**Given data**
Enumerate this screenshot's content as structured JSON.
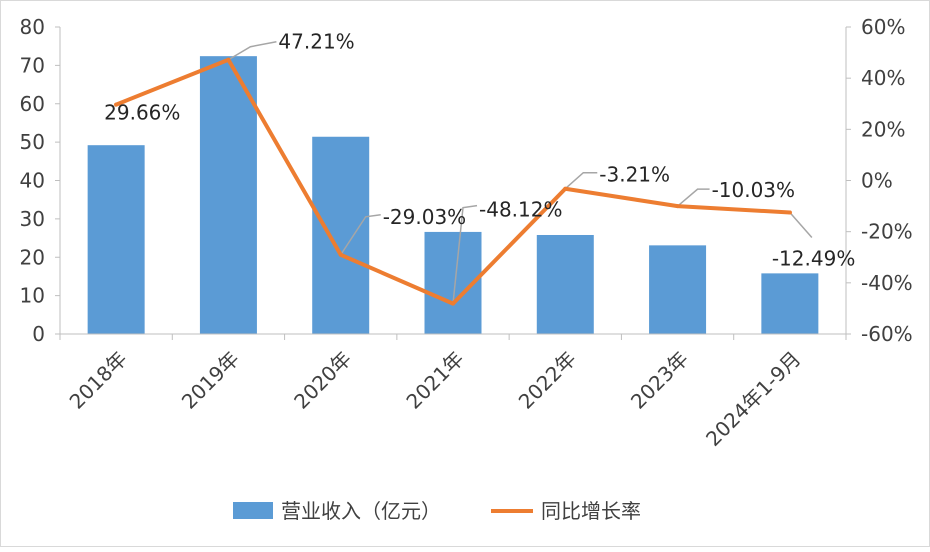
{
  "chart_data": {
    "type": "bar+line",
    "categories": [
      "2018年",
      "2019年",
      "2020年",
      "2021年",
      "2022年",
      "2023年",
      "2024年1-9月"
    ],
    "series": [
      {
        "name": "营业收入（亿元）",
        "type": "bar",
        "axis": "left",
        "color": "#5b9bd5",
        "values": [
          49.2,
          72.4,
          51.4,
          26.6,
          25.8,
          23.1,
          15.8
        ]
      },
      {
        "name": "同比增长率",
        "type": "line",
        "axis": "right",
        "color": "#ed7d31",
        "values": [
          29.66,
          47.21,
          -29.03,
          -48.12,
          -3.21,
          -10.03,
          -12.49
        ],
        "labels": [
          "29.66%",
          "47.21%",
          "-29.03%",
          "-48.12%",
          "-3.21%",
          "-10.03%",
          "-12.49%"
        ]
      }
    ],
    "y_left": {
      "ylim": [
        0,
        80
      ],
      "ticks": [
        "0",
        "10",
        "20",
        "30",
        "40",
        "50",
        "60",
        "70",
        "80"
      ]
    },
    "y_right": {
      "ylim": [
        -60,
        60
      ],
      "ticks": [
        "-60%",
        "-40%",
        "-20%",
        "0%",
        "20%",
        "40%",
        "60%"
      ]
    },
    "legend": "bottom",
    "grid": false
  }
}
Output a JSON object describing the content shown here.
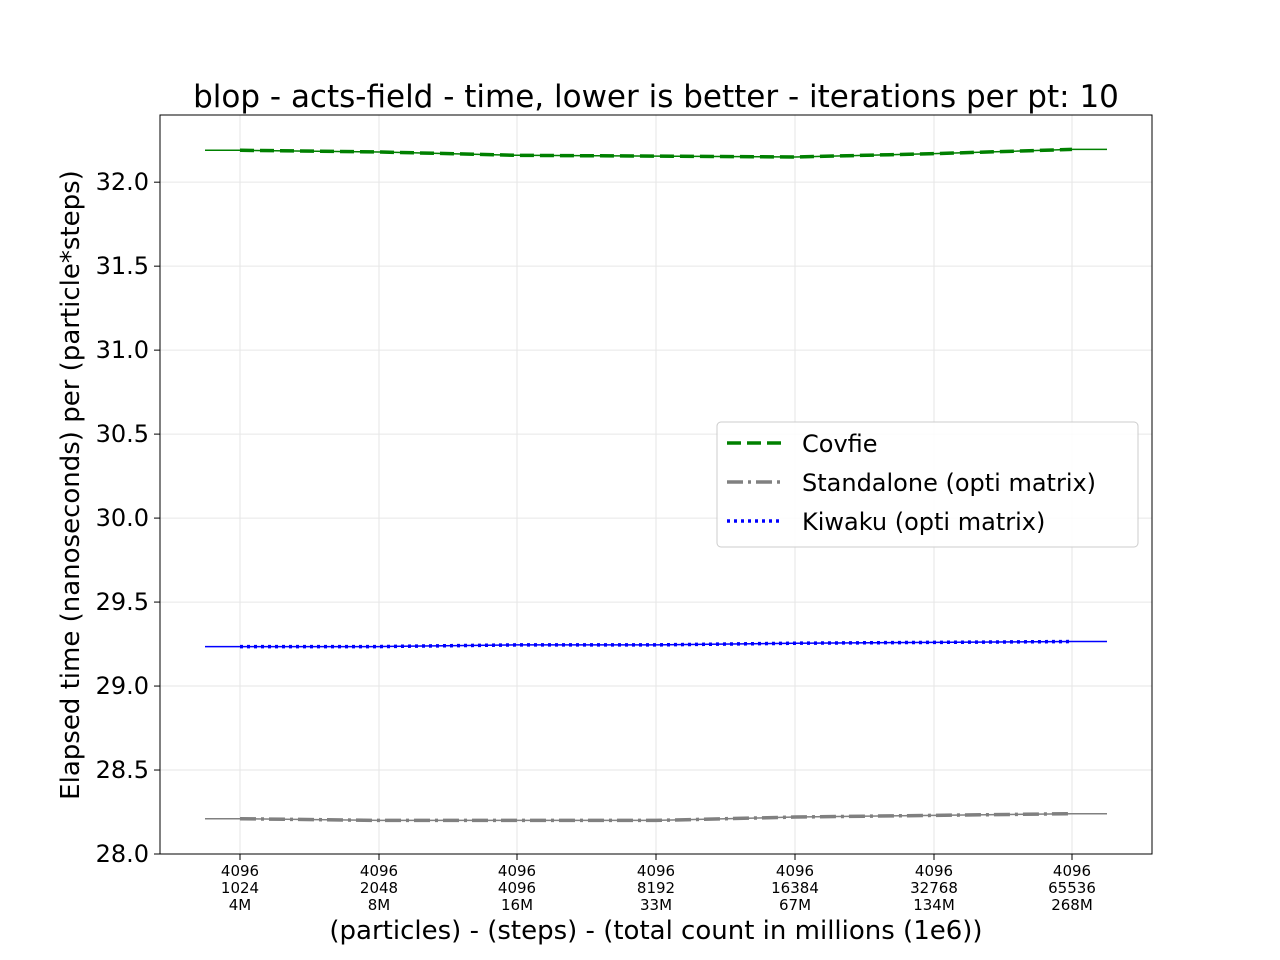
{
  "chart_data": {
    "type": "line",
    "title": "blop - acts-field - time, lower is better - iterations per pt: 10",
    "xlabel": "(particles) - (steps) - (total count in millions (1e6))",
    "ylabel": "Elapsed time (nanoseconds) per (particle*steps)",
    "ylim": [
      28.0,
      32.4
    ],
    "yticks": [
      "28.0",
      "28.5",
      "29.0",
      "29.5",
      "30.0",
      "30.5",
      "31.0",
      "31.5",
      "32.0"
    ],
    "categories": [
      [
        "4096",
        "1024",
        "4M"
      ],
      [
        "4096",
        "2048",
        "8M"
      ],
      [
        "4096",
        "4096",
        "16M"
      ],
      [
        "4096",
        "8192",
        "33M"
      ],
      [
        "4096",
        "16384",
        "67M"
      ],
      [
        "4096",
        "32768",
        "134M"
      ],
      [
        "4096",
        "65536",
        "268M"
      ]
    ],
    "grid": true,
    "legend_position": "center-right",
    "series": [
      {
        "name": "Covfie",
        "color": "#008000",
        "style": "dashed",
        "values": [
          32.19,
          32.18,
          32.16,
          32.155,
          32.15,
          32.17,
          32.195
        ]
      },
      {
        "name": "Standalone (opti matrix)",
        "color": "#808080",
        "style": "dashdot",
        "values": [
          28.21,
          28.2,
          28.2,
          28.2,
          28.22,
          28.23,
          28.24
        ]
      },
      {
        "name": "Kiwaku (opti matrix)",
        "color": "#0000ff",
        "style": "dotted",
        "values": [
          29.235,
          29.235,
          29.245,
          29.245,
          29.255,
          29.26,
          29.265
        ]
      }
    ]
  }
}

**Objective**
Give the data above again in full and unchanged, skipping the pictures.

**Written answer**
Enumerate this screenshot's content as structured JSON.
{
  "chart_data": {
    "type": "bar+line",
    "categories": [
      "2018年",
      "2019年",
      "2020年",
      "2021年",
      "2022年",
      "2023年",
      "2024年1-9月"
    ],
    "series": [
      {
        "name": "营业收入（亿元）",
        "type": "bar",
        "axis": "left",
        "color": "#5b9bd5",
        "values": [
          49.2,
          72.4,
          51.4,
          26.6,
          25.8,
          23.1,
          15.8
        ]
      },
      {
        "name": "同比增长率",
        "type": "line",
        "axis": "right",
        "color": "#ed7d31",
        "values": [
          29.66,
          47.21,
          -29.03,
          -48.12,
          -3.21,
          -10.03,
          -12.49
        ],
        "labels": [
          "29.66%",
          "47.21%",
          "-29.03%",
          "-48.12%",
          "-3.21%",
          "-10.03%",
          "-12.49%"
        ]
      }
    ],
    "y_left": {
      "ylim": [
        0,
        80
      ],
      "ticks": [
        "0",
        "10",
        "20",
        "30",
        "40",
        "50",
        "60",
        "70",
        "80"
      ]
    },
    "y_right": {
      "ylim": [
        -60,
        60
      ],
      "ticks": [
        "-60%",
        "-40%",
        "-20%",
        "0%",
        "20%",
        "40%",
        "60%"
      ]
    },
    "legend": "bottom",
    "grid": false
  }
}
Output a JSON object describing the content shown here.
{
  "chart_data": {
    "type": "line",
    "title": "blop - acts-field - time, lower is better - iterations per pt: 10",
    "xlabel": "(particles) - (steps) - (total count in millions (1e6))",
    "ylabel": "Elapsed time (nanoseconds) per (particle*steps)",
    "ylim": [
      28.0,
      32.4
    ],
    "yticks": [
      "28.0",
      "28.5",
      "29.0",
      "29.5",
      "30.0",
      "30.5",
      "31.0",
      "31.5",
      "32.0"
    ],
    "categories": [
      [
        "4096",
        "1024",
        "4M"
      ],
      [
        "4096",
        "2048",
        "8M"
      ],
      [
        "4096",
        "4096",
        "16M"
      ],
      [
        "4096",
        "8192",
        "33M"
      ],
      [
        "4096",
        "16384",
        "67M"
      ],
      [
        "4096",
        "32768",
        "134M"
      ],
      [
        "4096",
        "65536",
        "268M"
      ]
    ],
    "grid": true,
    "legend_position": "center-right",
    "series": [
      {
        "name": "Covfie",
        "color": "#008000",
        "style": "dashed",
        "values": [
          32.19,
          32.18,
          32.16,
          32.155,
          32.15,
          32.17,
          32.195
        ]
      },
      {
        "name": "Standalone (opti matrix)",
        "color": "#808080",
        "style": "dashdot",
        "values": [
          28.21,
          28.2,
          28.2,
          28.2,
          28.22,
          28.23,
          28.24
        ]
      },
      {
        "name": "Kiwaku (opti matrix)",
        "color": "#0000ff",
        "style": "dotted",
        "values": [
          29.235,
          29.235,
          29.245,
          29.245,
          29.255,
          29.26,
          29.265
        ]
      }
    ]
  }
}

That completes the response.